··· Records shown ···
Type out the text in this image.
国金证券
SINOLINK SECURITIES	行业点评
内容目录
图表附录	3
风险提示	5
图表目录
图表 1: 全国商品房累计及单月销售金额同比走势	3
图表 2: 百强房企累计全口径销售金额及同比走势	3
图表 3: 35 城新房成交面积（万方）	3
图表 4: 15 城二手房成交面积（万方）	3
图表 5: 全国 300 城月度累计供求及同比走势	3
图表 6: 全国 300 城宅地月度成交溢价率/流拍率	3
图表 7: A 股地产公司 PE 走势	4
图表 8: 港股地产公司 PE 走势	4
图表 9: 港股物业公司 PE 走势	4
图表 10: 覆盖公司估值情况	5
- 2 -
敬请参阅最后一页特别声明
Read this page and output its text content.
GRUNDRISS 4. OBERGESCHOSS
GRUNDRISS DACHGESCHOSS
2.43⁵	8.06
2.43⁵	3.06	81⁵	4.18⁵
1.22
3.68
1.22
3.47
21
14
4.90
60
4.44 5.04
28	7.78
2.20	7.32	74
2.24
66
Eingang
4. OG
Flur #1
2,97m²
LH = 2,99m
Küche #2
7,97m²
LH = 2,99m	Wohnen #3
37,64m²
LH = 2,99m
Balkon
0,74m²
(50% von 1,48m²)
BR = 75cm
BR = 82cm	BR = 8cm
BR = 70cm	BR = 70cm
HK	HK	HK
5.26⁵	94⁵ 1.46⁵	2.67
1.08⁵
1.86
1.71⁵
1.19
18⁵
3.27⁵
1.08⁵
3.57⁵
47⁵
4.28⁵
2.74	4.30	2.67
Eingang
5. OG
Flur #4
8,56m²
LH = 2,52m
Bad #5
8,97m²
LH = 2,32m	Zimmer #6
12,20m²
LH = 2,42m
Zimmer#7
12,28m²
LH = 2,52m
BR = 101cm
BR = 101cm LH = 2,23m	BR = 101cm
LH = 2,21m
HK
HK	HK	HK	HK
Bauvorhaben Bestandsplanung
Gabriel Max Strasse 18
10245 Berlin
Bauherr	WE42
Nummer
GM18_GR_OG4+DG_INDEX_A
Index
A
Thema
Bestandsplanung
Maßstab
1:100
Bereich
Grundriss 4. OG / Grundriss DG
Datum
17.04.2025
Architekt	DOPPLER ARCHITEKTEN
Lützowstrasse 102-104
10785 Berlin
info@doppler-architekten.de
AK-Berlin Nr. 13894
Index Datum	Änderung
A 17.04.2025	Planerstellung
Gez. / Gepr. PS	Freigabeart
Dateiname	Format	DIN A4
···
··· Records shown ···
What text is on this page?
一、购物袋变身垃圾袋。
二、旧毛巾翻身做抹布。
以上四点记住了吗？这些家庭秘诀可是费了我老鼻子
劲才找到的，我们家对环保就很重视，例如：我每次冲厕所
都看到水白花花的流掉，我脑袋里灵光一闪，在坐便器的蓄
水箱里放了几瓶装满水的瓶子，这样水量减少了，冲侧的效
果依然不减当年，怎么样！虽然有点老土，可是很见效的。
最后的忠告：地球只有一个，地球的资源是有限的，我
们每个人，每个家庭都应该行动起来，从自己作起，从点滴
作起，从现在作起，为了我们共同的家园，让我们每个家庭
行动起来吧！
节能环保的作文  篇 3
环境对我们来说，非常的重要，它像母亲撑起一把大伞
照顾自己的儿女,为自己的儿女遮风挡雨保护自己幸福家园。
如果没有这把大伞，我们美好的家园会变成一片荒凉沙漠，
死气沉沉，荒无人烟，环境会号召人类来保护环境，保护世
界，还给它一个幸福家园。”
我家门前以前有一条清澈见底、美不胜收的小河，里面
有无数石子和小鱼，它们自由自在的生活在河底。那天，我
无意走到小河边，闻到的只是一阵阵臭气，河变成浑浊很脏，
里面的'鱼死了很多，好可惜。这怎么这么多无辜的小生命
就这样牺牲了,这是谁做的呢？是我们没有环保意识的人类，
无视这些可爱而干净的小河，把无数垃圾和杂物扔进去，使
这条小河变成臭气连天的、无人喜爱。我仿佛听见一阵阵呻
···
··· Records shown ···
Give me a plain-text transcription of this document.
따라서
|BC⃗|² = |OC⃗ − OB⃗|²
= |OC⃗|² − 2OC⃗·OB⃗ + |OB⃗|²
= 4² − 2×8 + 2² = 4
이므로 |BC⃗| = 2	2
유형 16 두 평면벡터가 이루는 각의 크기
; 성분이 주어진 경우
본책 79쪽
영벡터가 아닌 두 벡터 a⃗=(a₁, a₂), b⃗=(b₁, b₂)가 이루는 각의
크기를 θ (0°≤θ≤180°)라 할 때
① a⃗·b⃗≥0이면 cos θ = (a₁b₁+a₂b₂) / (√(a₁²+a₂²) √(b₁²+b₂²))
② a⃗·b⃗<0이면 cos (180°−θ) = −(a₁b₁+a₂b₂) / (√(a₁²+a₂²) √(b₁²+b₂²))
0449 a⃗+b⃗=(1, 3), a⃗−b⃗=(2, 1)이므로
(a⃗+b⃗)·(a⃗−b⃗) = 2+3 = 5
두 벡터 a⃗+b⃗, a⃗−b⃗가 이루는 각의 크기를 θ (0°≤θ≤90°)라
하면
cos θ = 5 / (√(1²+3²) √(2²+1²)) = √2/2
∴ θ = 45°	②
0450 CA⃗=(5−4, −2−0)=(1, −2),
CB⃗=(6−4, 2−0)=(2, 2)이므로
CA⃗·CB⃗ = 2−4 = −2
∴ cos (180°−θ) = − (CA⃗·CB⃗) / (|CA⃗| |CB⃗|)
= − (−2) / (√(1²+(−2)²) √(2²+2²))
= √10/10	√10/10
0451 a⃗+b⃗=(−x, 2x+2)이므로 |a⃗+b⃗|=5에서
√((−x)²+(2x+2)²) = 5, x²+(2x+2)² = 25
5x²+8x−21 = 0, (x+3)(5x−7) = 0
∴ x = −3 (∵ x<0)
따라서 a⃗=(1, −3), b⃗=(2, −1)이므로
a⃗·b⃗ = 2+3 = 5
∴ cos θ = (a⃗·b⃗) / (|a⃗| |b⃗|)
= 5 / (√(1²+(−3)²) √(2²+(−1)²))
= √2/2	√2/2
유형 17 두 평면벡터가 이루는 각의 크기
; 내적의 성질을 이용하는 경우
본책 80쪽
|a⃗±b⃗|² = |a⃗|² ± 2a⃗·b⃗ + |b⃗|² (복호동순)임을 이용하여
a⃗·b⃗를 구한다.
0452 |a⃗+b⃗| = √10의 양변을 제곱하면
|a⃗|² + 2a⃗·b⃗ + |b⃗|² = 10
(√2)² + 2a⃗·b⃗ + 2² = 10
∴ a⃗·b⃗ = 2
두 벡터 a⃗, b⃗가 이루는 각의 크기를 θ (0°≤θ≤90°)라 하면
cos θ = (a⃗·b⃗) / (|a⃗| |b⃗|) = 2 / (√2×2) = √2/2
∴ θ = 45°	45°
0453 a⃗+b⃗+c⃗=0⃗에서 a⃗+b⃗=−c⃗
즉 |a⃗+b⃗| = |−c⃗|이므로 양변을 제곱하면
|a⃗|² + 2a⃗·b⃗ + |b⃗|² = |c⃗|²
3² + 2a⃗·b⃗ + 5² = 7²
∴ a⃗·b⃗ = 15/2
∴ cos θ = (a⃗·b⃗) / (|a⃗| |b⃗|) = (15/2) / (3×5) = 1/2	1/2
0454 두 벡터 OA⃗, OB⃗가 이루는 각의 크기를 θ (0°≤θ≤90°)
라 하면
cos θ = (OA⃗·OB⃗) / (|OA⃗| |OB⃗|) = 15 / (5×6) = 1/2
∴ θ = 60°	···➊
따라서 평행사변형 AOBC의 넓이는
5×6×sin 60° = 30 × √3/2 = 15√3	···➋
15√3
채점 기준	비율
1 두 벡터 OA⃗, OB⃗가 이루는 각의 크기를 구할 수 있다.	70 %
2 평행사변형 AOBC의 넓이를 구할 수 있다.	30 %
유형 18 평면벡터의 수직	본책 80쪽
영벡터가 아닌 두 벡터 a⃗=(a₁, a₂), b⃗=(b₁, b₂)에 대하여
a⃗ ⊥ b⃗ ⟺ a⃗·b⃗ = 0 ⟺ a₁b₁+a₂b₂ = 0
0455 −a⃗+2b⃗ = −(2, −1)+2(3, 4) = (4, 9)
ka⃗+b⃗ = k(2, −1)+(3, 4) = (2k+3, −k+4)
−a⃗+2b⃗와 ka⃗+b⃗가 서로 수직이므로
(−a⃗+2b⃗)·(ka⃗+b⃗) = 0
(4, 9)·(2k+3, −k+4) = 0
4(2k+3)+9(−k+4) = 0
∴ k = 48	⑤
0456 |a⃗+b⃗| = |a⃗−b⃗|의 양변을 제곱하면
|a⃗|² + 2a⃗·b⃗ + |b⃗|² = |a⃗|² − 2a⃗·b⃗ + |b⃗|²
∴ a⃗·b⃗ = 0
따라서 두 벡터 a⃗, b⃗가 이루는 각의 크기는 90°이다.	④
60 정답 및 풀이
···
Locate all lines in the listing above with the word "Berlin" and copy them.

▶ [The output]
10245 Berlin
10785 Berlin
AK-Berlin Nr. 13894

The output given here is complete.